> [Records supplied]:
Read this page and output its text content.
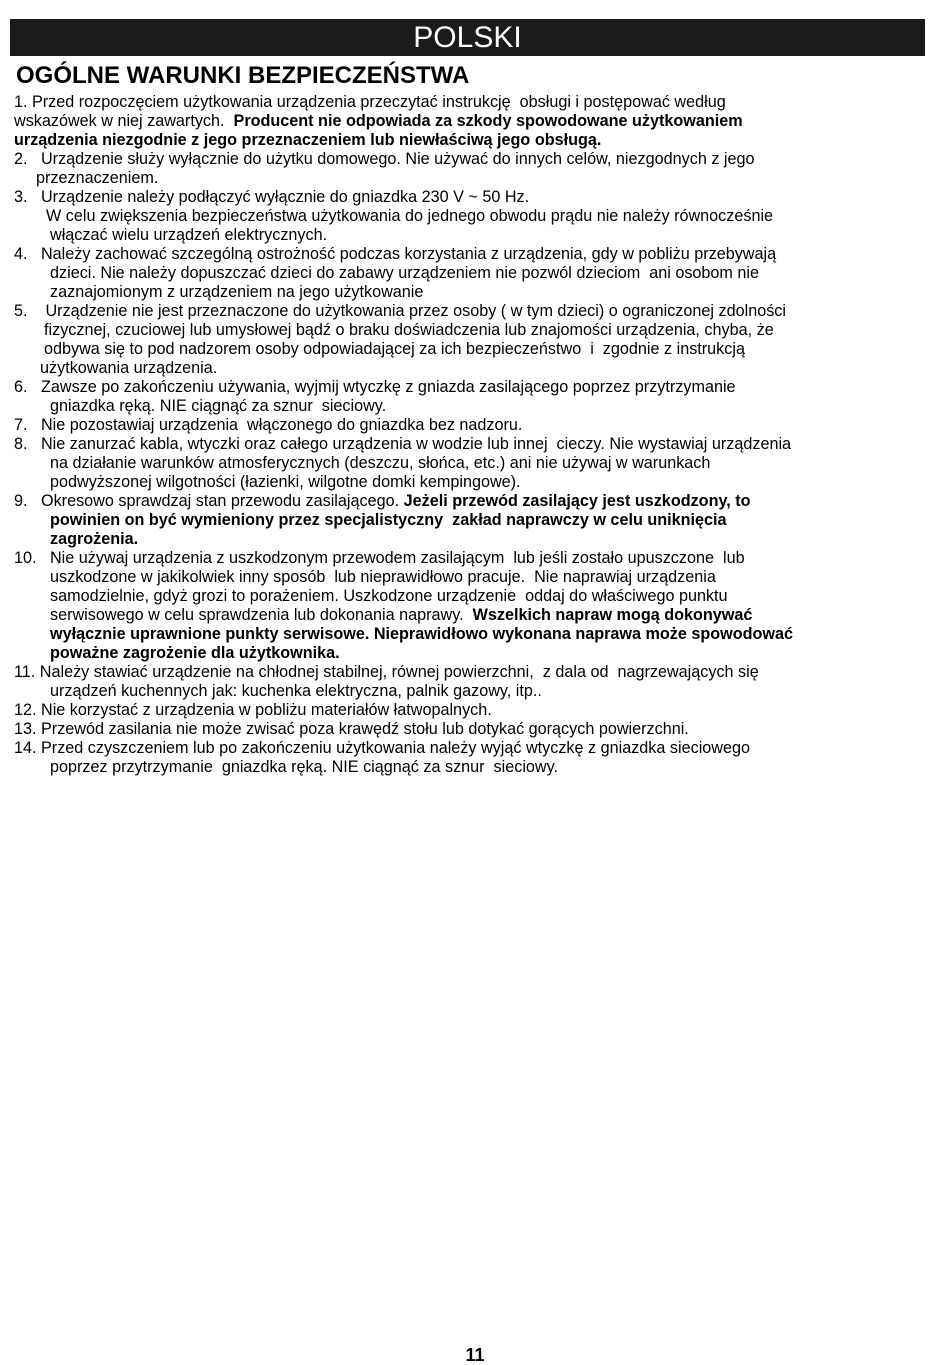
POLSKI
OGÓLNE WARUNKI BEZPIECZEŃSTWA
1. Przed rozpoczęciem użytkowania urządzenia przeczytać instrukcję  obsługi i postępować według
wskazówek w niej zawartych.  Producent nie odpowiada za szkody spowodowane użytkowaniem
urządzenia niezgodnie z jego przeznaczeniem lub niewłaściwą jego obsługą.
2.   Urządzenie służy wyłącznie do użytku domowego. Nie używać do innych celów, niezgodnych z jego
przeznaczeniem.
3.   Urządzenie należy podłączyć wyłącznie do gniazdka 230 V ~ 50 Hz.
W celu zwiększenia bezpieczeństwa użytkowania do jednego obwodu prądu nie należy równocześnie
włączać wielu urządzeń elektrycznych.
4.   Należy zachować szczególną ostrożność podczas korzystania z urządzenia, gdy w pobliżu przebywają
dzieci. Nie należy dopuszczać dzieci do zabawy urządzeniem nie pozwól dzieciom  ani osobom nie
zaznajomionym z urządzeniem na jego użytkowanie
5.    Urządzenie nie jest przeznaczone do użytkowania przez osoby ( w tym dzieci) o ograniczonej zdolności
fizycznej, czuciowej lub umysłowej bądź o braku doświadczenia lub znajomości urządzenia, chyba, że
odbywa się to pod nadzorem osoby odpowiadającej za ich bezpieczeństwo  i  zgodnie z instrukcją
użytkowania urządzenia.
6.   Zawsze po zakończeniu używania, wyjmij wtyczkę z gniazda zasilającego poprzez przytrzymanie
gniazdka ręką. NIE ciągnąć za sznur  sieciowy.
7.   Nie pozostawiaj urządzenia  włączonego do gniazdka bez nadzoru.
8.   Nie zanurzać kabla, wtyczki oraz całego urządzenia w wodzie lub innej  cieczy. Nie wystawiaj urządzenia
na działanie warunków atmosferycznych (deszczu, słońca, etc.) ani nie używaj w warunkach
podwyższonej wilgotności (łazienki, wilgotne domki kempingowe).
9.   Okresowo sprawdzaj stan przewodu zasilającego. Jeżeli przewód zasilający jest uszkodzony, to
powinien on być wymieniony przez specjalistyczny  zakład naprawczy w celu uniknięcia
zagrożenia.
10.   Nie używaj urządzenia z uszkodzonym przewodem zasilającym  lub jeśli zostało upuszczone  lub
uszkodzone w jakikolwiek inny sposób  lub nieprawidłowo pracuje.  Nie naprawiaj urządzenia
samodzielnie, gdyż grozi to porażeniem. Uszkodzone urządzenie  oddaj do właściwego punktu
serwisowego w celu sprawdzenia lub dokonania naprawy.  Wszelkich napraw mogą dokonywać
wyłącznie uprawnione punkty serwisowe. Nieprawidłowo wykonana naprawa może spowodować
poważne zagrożenie dla użytkownika.
11. Należy stawiać urządzenie na chłodnej stabilnej, równej powierzchni,  z dala od  nagrzewających się
urządzeń kuchennych jak: kuchenka elektryczna, palnik gazowy, itp..
12. Nie korzystać z urządzenia w pobliżu materiałów łatwopalnych.
13. Przewód zasilania nie może zwisać poza krawędź stołu lub dotykać gorących powierzchni.
14. Przed czyszczeniem lub po zakończeniu użytkowania należy wyjąć wtyczkę z gniazdka sieciowego
poprzez przytrzymanie  gniazdka ręką. NIE ciągnąć za sznur  sieciowy.
11
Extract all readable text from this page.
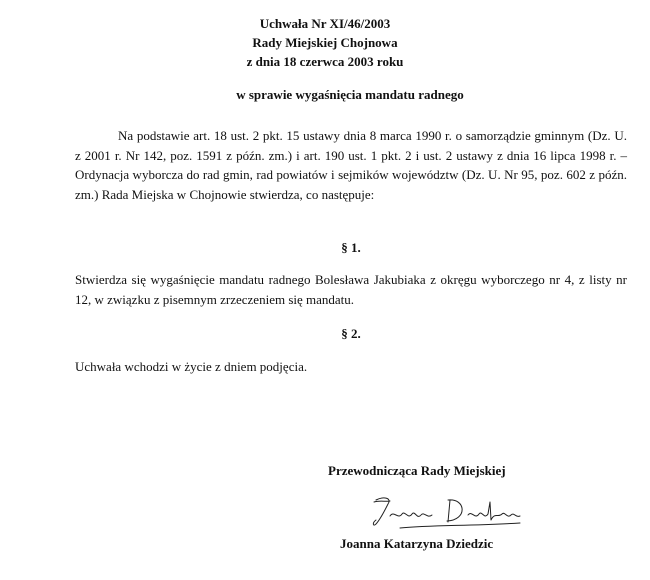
Uchwała Nr XI/46/2003
Rady Miejskiej Chojnowa
z dnia 18 czerwca 2003 roku
w sprawie wygaśnięcia mandatu radnego

Na podstawie art. 18 ust. 2 pkt. 15 ustawy dnia 8 marca 1990 r. o samorządzie gminnym (Dz. U. z 2001 r. Nr 142, poz. 1591 z późn. zm.) i art. 190 ust. 1 pkt. 2 i ust. 2 ustawy z dnia 16 lipca 1998 r. – Ordynacja wyborcza do rad gmin, rad powiatów i sejmików województw (Dz. U. Nr 95, poz. 602 z późn. zm.) Rada Miejska w Chojnowie stwierdza, co następuje:

§ 1.

Stwierdza się wygaśnięcie mandatu radnego Bolesława Jakubiaka z okręgu wyborczego nr 4, z listy nr 12, w związku z pisemnym zrzeczeniem się mandatu.

§ 2.

Uchwała wchodzi w życie z dniem podjęcia.

Przewodnicząca Rady Miejskiej
Joanna Katarzyna Dziedzic
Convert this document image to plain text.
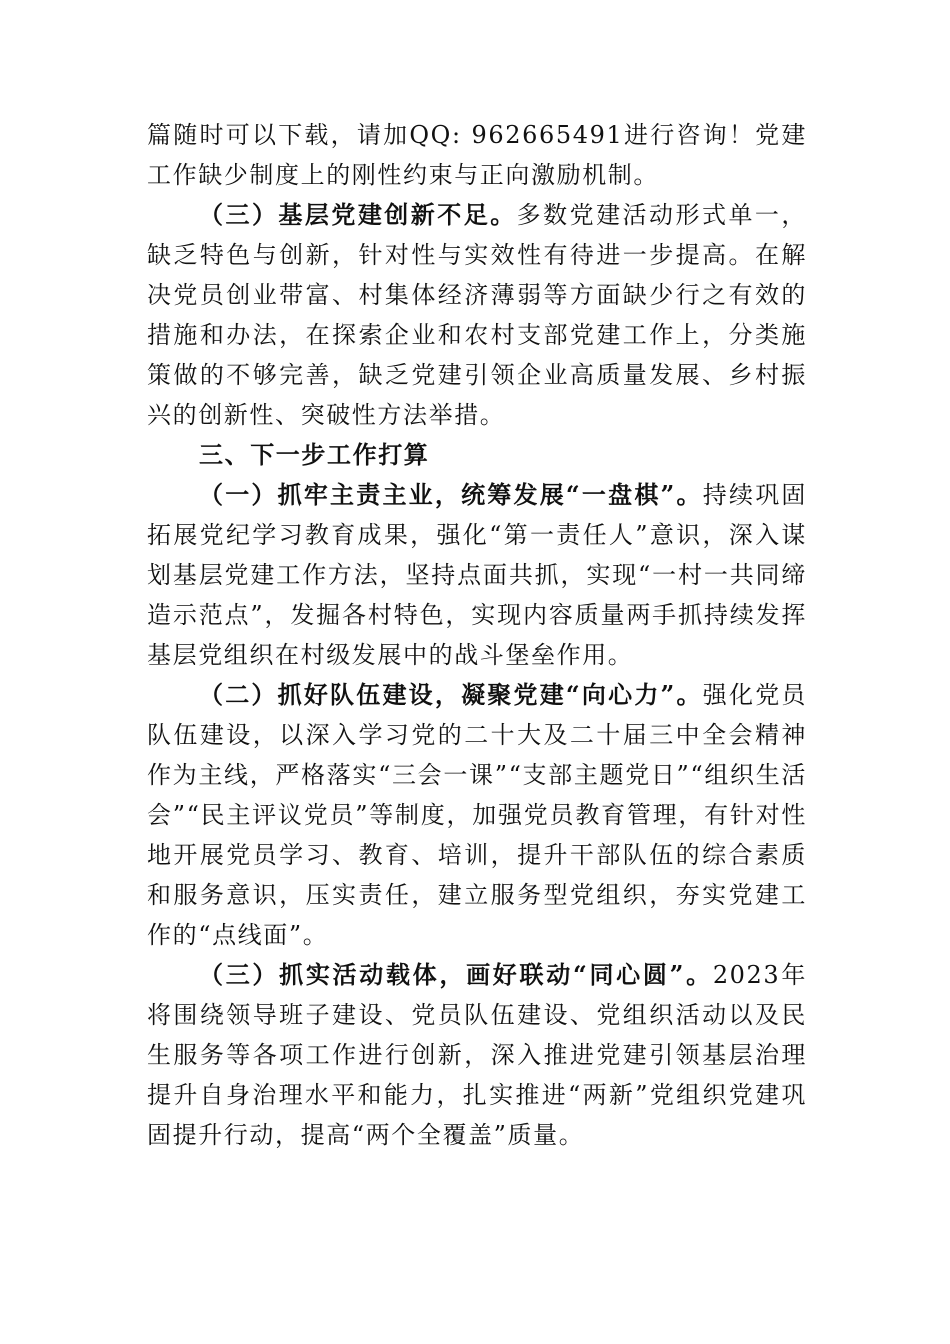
篇随时可以下载，请加QQ: 962665491进行咨询！党建工作缺少制度上的刚性约束与正向激励机制。

（三）基层党建创新不足。多数党建活动形式单一，缺乏特色与创新，针对性与实效性有待进一步提高。在解决党员创业带富、村集体经济薄弱等方面缺少行之有效的措施和办法，在探索企业和农村支部党建工作上，分类施策做的不够完善，缺乏党建引领企业高质量发展、乡村振兴的创新性、突破性方法举措。

三、下一步工作打算

（一）抓牢主责主业，统筹发展“一盘棋”。持续巩固拓展党纪学习教育成果，强化“第一责任人”意识，深入谋划基层党建工作方法，坚持点面共抓，实现“一村一共同缔造示范点”，发掘各村特色，实现内容质量两手抓持续发挥基层党组织在村级发展中的战斗堡垒作用。

（二）抓好队伍建设，凝聚党建“向心力”。强化党员队伍建设，以深入学习党的二十大及二十届三中全会精神作为主线，严格落实“三会一课”“支部主题党日”“组织生活会”“民主评议党员”等制度，加强党员教育管理，有针对性地开展党员学习、教育、培训，提升干部队伍的综合素质和服务意识，压实责任，建立服务型党组织，夯实党建工作的“点线面”。

（三）抓实活动载体，画好联动“同心圆”。2023年将围绕领导班子建设、党员队伍建设、党组织活动以及民生服务等各项工作进行创新，深入推进党建引领基层治理提升自身治理水平和能力，扎实推进“两新”党组织党建巩固提升行动，提高“两个全覆盖”质量。
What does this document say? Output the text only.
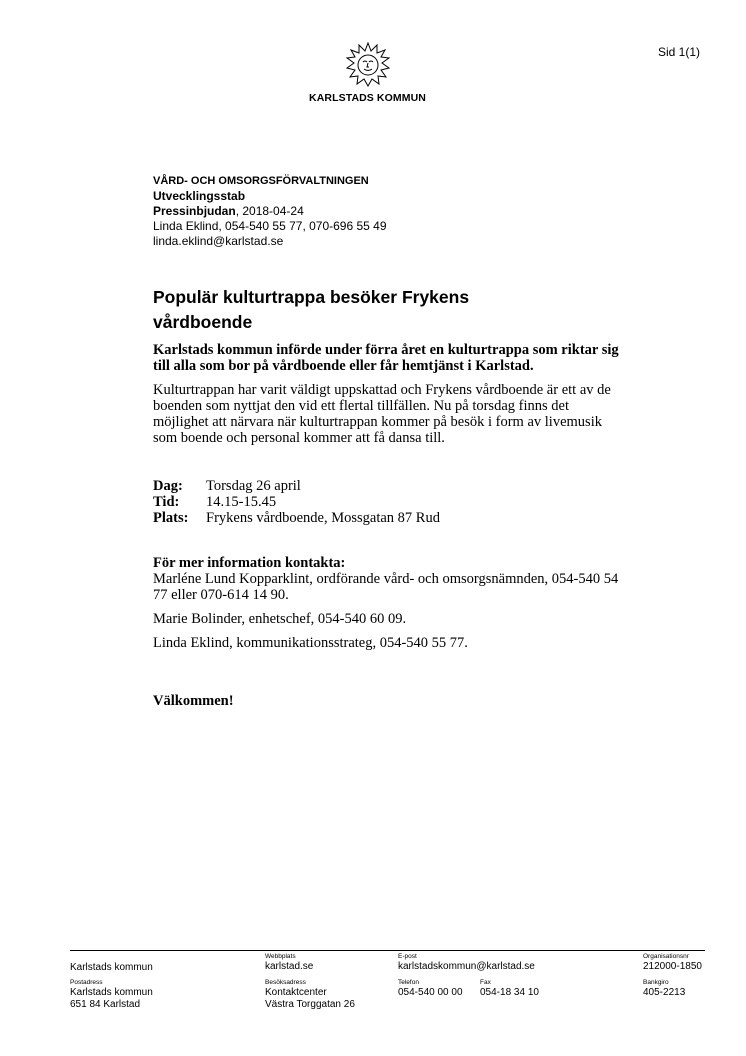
Sid 1(1)
KARLSTADS KOMMUN
VÅRD- OCH OMSORGSFÖRVALTNINGEN
Utvecklingsstab
Pressinbjudan, 2018-04-24
Linda Eklind, 054-540 55 77, 070-696 55 49
linda.eklind@karlstad.se
Populär kulturtrappa besöker Frykens vårdboende

Karlstads kommun införde under förra året en kulturtrappa som riktar sig till alla som bor på vårdboende eller får hemtjänst i Karlstad.

Kulturtrappan har varit väldigt uppskattad och Frykens vårdboende är ett av de boenden som nyttjat den vid ett flertal tillfällen. Nu på torsdag finns det möjlighet att närvara när kulturtrappan kommer på besök i form av livemusik som boende och personal kommer att få dansa till.

Dag:	Torsdag 26 april
Tid:	14.15-15.45
Plats:	Frykens vårdboende, Mossgatan 87 Rud
För mer information kontakta:

Marléne Lund Kopparklint, ordförande vård- och omsorgsnämnden, 054-540 54 77 eller 070-614 14 90.

Marie Bolinder, enhetschef, 054-540 60 09.

Linda Eklind, kommunikationsstrateg, 054-540 55 77.

Välkommen!
Karlstads kommun
Webbplats
karlstad.se
E-post
karlstadskommun@karlstad.se
Organisationsnr
212000-1850
Postadress
Karlstads kommun
651 84 Karlstad
Besöksadress
Kontaktcenter
Västra Torggatan 26
Telefon
054-540 00 00
Fax
054-18 34 10
Bankgiro
405-2213
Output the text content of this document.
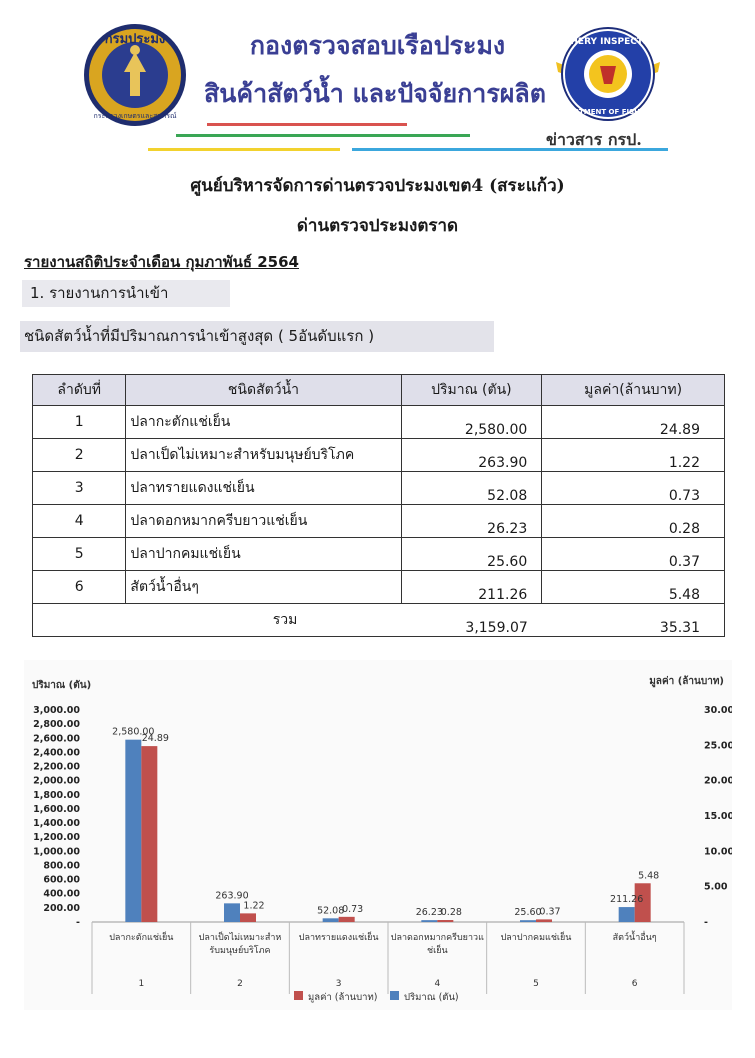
กรมประมง
กระทรวงเกษตรและสหกรณ์
กองตรวจสอบเรือประมง
สินค้าสัตว์น้ำ และปัจจัยการผลิต
FISHERY INSPECTION
DEPARTMENT OF FISHERIES
ข่าวสาร กรป.
ศูนย์บริหารจัดการด่านตรวจประมงเขต4 (สระแก้ว)
ด่านตรวจประมงตราด
รายงานสถิติประจำเดือน กุมภาพันธ์ 2564
1. รายงานการนำเข้า
ชนิดสัตว์น้ำที่มีปริมาณการนำเข้าสูงสุด ( 5อันดับแรก )
ลำดับที่	ชนิดสัตว์น้ำ	ปริมาณ (ตัน)	มูลค่า(ล้านบาท)
1	ปลากะตักแช่เย็น	2,580.00	24.89
2	ปลาเป็ดไม่เหมาะสำหรับมนุษย์บริโภค	263.90	1.22
3	ปลาทรายแดงแช่เย็น	52.08	0.73
4	ปลาดอกหมากครีบยาวแช่เย็น	26.23	0.28
5	ปลาปากคมแช่เย็น	25.60	0.37
6	สัตว์น้ำอื่นๆ	211.26	5.48
รวม		3,159.07	35.31
ปริมาณ (ตัน)	มูลค่า (ล้านบาท)
-
200.00
400.00
600.00
800.00
1,000.00
1,200.00
1,400.00
1,600.00
1,800.00
2,000.00
2,200.00
2,400.00
2,600.00
2,800.00
3,000.00
-
5.00
10.00
15.00
20.00
25.00
30.00
2,580.00
24.89
ปลากะตักแช่เย็น
1
263.90
1.22
ปลาเป็ดไม่เหมาะสำห
รับมนุษย์บริโภค
2
52.08
0.73
ปลาทรายแดงแช่เย็น
3
26.23
0.28
ปลาดอกหมากครีบยาวแ
ช่เย็น
4
25.60
0.37
ปลาปากคมแช่เย็น
5
211.26
5.48
สัตว์น้ำอื่นๆ
6
มูลค่า (ล้านบาท)	ปริมาณ (ตัน)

> [What you have to do]: Extract, from the listing above, every line where the string "przytrzymanie" occurs.

> [Full output]:
6.   Zawsze po zakończeniu używania, wyjmij wtyczkę z gniazda zasilającego poprzez przytrzymanie
poprzez przytrzymanie  gniazdka ręką. NIE ciągnąć za sznur  sieciowy.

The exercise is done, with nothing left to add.